* Begin Data entries *

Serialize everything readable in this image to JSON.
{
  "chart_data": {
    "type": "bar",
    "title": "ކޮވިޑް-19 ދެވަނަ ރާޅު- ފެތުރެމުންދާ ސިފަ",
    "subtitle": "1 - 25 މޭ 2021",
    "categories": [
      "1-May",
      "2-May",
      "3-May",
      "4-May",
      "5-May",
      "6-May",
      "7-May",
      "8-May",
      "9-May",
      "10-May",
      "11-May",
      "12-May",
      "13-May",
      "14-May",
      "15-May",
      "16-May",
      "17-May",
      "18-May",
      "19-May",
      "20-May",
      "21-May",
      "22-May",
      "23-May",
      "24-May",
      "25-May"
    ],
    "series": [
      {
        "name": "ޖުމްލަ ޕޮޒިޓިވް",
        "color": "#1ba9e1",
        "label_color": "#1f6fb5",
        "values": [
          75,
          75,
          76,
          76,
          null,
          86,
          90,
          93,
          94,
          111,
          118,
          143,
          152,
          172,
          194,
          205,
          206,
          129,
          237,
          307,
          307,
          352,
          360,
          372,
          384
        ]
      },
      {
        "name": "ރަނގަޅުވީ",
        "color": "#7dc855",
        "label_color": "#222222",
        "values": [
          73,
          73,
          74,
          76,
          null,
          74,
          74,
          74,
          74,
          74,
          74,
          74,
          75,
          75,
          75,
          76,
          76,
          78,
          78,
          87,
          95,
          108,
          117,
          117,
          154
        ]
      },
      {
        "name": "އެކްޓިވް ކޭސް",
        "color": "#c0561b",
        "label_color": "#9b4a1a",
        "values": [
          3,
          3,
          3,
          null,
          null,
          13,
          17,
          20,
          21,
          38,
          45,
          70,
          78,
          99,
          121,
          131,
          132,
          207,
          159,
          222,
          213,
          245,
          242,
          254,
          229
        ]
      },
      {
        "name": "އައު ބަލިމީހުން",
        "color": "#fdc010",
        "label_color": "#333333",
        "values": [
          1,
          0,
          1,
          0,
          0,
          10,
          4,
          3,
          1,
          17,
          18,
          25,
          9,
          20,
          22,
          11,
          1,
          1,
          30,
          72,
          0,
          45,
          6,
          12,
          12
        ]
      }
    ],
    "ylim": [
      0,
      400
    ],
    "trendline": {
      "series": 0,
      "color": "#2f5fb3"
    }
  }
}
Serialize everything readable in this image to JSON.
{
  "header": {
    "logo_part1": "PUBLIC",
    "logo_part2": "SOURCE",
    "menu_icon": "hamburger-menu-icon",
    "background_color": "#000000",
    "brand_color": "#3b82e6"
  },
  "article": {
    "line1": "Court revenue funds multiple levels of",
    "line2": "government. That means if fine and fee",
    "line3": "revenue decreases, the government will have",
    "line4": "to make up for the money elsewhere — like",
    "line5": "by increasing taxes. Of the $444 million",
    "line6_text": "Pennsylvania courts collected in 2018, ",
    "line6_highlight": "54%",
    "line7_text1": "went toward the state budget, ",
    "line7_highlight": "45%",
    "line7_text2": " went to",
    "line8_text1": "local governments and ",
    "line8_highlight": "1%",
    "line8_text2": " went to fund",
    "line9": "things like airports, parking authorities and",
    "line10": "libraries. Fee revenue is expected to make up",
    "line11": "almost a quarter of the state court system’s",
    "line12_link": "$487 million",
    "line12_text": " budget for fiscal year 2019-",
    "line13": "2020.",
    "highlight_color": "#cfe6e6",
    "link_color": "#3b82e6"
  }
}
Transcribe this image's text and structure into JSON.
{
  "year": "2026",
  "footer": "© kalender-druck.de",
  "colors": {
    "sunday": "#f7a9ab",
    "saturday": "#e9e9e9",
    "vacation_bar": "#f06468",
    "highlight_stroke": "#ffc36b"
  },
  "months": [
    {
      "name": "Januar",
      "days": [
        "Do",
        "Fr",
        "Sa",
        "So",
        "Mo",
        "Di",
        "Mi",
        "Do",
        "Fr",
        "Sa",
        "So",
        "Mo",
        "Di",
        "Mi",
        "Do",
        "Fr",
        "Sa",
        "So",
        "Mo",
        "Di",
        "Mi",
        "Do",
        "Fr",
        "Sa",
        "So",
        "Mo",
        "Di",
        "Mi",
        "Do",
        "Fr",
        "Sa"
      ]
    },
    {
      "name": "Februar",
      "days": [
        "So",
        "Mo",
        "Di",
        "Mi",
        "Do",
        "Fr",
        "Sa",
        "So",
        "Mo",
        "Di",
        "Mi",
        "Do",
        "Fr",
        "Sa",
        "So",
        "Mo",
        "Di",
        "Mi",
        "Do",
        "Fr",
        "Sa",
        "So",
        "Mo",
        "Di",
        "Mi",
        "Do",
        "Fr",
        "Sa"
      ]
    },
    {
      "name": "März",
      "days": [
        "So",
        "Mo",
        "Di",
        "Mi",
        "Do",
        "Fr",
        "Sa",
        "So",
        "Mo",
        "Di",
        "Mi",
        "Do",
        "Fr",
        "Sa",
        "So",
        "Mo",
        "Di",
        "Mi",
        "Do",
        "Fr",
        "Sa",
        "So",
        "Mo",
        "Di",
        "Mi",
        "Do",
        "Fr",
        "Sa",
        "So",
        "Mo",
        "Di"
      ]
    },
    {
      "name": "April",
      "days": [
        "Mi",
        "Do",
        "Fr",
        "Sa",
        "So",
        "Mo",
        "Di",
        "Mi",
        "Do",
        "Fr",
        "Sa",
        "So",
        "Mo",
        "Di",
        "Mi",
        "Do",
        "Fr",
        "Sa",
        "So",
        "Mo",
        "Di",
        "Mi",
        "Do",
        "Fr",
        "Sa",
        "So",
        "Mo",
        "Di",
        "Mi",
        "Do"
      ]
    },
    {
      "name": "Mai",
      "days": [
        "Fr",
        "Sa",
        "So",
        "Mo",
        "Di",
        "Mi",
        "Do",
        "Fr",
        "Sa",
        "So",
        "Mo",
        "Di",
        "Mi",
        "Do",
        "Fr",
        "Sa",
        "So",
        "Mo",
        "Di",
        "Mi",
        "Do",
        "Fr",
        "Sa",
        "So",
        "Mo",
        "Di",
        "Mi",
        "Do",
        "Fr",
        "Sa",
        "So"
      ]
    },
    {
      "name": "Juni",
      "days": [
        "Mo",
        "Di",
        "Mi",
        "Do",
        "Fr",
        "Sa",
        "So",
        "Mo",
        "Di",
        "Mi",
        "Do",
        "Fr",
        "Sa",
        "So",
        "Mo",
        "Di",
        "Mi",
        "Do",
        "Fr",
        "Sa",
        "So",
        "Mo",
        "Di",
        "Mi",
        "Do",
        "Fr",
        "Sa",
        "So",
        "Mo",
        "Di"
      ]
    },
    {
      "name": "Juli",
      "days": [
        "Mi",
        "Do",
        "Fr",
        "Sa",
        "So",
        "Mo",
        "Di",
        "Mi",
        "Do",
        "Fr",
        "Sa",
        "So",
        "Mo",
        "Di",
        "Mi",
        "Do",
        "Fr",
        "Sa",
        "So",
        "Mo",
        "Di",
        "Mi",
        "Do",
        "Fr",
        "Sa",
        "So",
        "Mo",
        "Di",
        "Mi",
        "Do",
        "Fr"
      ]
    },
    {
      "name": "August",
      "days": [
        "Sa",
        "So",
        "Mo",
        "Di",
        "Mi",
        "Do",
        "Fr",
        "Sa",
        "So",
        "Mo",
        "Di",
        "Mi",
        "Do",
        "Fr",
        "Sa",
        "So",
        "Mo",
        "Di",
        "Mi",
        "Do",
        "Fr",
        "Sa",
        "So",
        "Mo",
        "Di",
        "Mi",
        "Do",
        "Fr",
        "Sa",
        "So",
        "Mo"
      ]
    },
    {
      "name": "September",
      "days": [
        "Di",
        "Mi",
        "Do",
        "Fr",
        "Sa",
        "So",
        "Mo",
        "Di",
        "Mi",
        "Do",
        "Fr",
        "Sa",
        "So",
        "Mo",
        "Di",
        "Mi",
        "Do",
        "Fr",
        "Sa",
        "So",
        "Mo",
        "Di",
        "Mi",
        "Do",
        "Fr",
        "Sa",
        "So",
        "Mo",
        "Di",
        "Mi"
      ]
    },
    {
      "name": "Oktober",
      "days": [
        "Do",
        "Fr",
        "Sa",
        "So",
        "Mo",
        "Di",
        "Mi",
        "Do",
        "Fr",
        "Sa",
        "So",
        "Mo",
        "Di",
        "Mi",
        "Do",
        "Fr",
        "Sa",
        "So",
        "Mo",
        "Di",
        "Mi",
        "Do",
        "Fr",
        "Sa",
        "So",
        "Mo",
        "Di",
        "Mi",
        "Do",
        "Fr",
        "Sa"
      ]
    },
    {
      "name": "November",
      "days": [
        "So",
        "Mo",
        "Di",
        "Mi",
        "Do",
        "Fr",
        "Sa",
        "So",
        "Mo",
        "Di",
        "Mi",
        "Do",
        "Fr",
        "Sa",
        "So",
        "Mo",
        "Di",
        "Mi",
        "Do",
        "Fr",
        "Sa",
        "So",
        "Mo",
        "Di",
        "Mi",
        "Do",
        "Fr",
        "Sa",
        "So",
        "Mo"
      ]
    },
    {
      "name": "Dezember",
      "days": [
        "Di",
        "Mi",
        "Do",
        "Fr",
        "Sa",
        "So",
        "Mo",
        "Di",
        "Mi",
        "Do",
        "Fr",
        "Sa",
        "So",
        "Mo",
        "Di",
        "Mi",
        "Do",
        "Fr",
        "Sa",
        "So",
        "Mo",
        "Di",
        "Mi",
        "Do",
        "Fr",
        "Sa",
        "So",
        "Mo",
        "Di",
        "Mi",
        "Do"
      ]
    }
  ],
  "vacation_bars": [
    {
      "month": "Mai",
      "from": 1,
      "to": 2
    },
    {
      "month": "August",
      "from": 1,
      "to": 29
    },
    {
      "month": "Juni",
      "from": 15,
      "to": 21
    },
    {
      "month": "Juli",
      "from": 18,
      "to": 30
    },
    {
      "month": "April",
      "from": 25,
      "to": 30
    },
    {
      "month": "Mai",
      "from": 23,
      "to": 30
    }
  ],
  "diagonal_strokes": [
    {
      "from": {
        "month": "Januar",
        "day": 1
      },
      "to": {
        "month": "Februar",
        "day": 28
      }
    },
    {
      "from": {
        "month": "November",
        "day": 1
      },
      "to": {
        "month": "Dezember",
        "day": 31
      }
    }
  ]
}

* End Data entries *

Do this: Look through the data and gather every line with the string "revenue" in it.

Written answer:
    "line1": "Court revenue funds multiple levels of",
    "line3": "revenue decreases, the government will have",
    "line10": "libraries. Fee revenue is expected to make up",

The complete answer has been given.